**Given exercise:** Reproduce each line of the listing exactly.

Data records:

--------

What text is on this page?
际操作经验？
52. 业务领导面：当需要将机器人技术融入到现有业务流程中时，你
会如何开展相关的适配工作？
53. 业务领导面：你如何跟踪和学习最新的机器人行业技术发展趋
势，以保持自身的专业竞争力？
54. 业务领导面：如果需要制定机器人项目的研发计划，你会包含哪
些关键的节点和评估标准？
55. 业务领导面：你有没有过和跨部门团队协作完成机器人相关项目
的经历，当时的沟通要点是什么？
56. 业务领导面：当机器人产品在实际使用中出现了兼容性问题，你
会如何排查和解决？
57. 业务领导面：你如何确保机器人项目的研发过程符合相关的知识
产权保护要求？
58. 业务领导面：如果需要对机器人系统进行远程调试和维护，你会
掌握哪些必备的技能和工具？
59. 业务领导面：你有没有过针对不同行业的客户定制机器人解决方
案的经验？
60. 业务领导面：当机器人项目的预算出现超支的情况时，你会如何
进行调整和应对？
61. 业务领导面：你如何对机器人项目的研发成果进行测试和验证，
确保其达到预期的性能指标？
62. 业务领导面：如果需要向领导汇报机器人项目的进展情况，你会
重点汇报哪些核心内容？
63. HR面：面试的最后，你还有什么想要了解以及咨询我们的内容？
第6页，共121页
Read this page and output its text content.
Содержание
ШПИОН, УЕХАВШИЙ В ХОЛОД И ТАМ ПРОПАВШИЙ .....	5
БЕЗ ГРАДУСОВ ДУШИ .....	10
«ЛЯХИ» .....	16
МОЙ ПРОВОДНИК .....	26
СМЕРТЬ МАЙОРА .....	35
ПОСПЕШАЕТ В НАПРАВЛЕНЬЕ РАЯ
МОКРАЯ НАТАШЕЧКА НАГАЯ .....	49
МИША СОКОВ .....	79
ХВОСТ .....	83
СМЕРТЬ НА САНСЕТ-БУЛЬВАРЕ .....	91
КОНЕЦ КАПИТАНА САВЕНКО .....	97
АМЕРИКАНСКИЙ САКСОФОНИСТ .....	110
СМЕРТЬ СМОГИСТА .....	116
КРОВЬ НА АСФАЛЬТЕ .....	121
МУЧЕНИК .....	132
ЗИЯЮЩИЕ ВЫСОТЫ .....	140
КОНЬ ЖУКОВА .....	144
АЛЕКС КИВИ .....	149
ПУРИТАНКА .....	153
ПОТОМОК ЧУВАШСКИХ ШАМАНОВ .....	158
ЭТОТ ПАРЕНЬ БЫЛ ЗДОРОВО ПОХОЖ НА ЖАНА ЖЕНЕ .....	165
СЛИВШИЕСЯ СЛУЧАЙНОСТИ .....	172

--------

**Exercise response:**
What text is on this page?
际操作经验？
52. 业务领导面：当需要将机器人技术融入到现有业务流程中时，你
会如何开展相关的适配工作？
53. 业务领导面：你如何跟踪和学习最新的机器人行业技术发展趋
势，以保持自身的专业竞争力？
54. 业务领导面：如果需要制定机器人项目的研发计划，你会包含哪
些关键的节点和评估标准？
55. 业务领导面：你有没有过和跨部门团队协作完成机器人相关项目
的经历，当时的沟通要点是什么？
56. 业务领导面：当机器人产品在实际使用中出现了兼容性问题，你
会如何排查和解决？
57. 业务领导面：你如何确保机器人项目的研发过程符合相关的知识
产权保护要求？
58. 业务领导面：如果需要对机器人系统进行远程调试和维护，你会
掌握哪些必备的技能和工具？
59. 业务领导面：你有没有过针对不同行业的客户定制机器人解决方
案的经验？
60. 业务领导面：当机器人项目的预算出现超支的情况时，你会如何
进行调整和应对？
61. 业务领导面：你如何对机器人项目的研发成果进行测试和验证，
确保其达到预期的性能指标？
62. 业务领导面：如果需要向领导汇报机器人项目的进展情况，你会
重点汇报哪些核心内容？
63. HR面：面试的最后，你还有什么想要了解以及咨询我们的内容？
第6页，共121页
Read this page and output its text content.
Содержание
ШПИОН, УЕХАВШИЙ В ХОЛОД И ТАМ ПРОПАВШИЙ .....	5
БЕЗ ГРАДУСОВ ДУШИ .....	10
«ЛЯХИ» .....	16
МОЙ ПРОВОДНИК .....	26
СМЕРТЬ МАЙОРА .....	35
ПОСПЕШАЕТ В НАПРАВЛЕНЬЕ РАЯ
МОКРАЯ НАТАШЕЧКА НАГАЯ .....	49
МИША СОКОВ .....	79
ХВОСТ .....	83
СМЕРТЬ НА САНСЕТ-БУЛЬВАРЕ .....	91
КОНЕЦ КАПИТАНА САВЕНКО .....	97
АМЕРИКАНСКИЙ САКСОФОНИСТ .....	110
СМЕРТЬ СМОГИСТА .....	116
КРОВЬ НА АСФАЛЬТЕ .....	121
МУЧЕНИК .....	132
ЗИЯЮЩИЕ ВЫСОТЫ .....	140
КОНЬ ЖУКОВА .....	144
АЛЕКС КИВИ .....	149
ПУРИТАНКА .....	153
ПОТОМОК ЧУВАШСКИХ ШАМАНОВ .....	158
ЭТОТ ПАРЕНЬ БЫЛ ЗДОРОВО ПОХОЖ НА ЖАНА ЖЕНЕ .....	165
СЛИВШИЕСЯ СЛУЧАЙНОСТИ .....	172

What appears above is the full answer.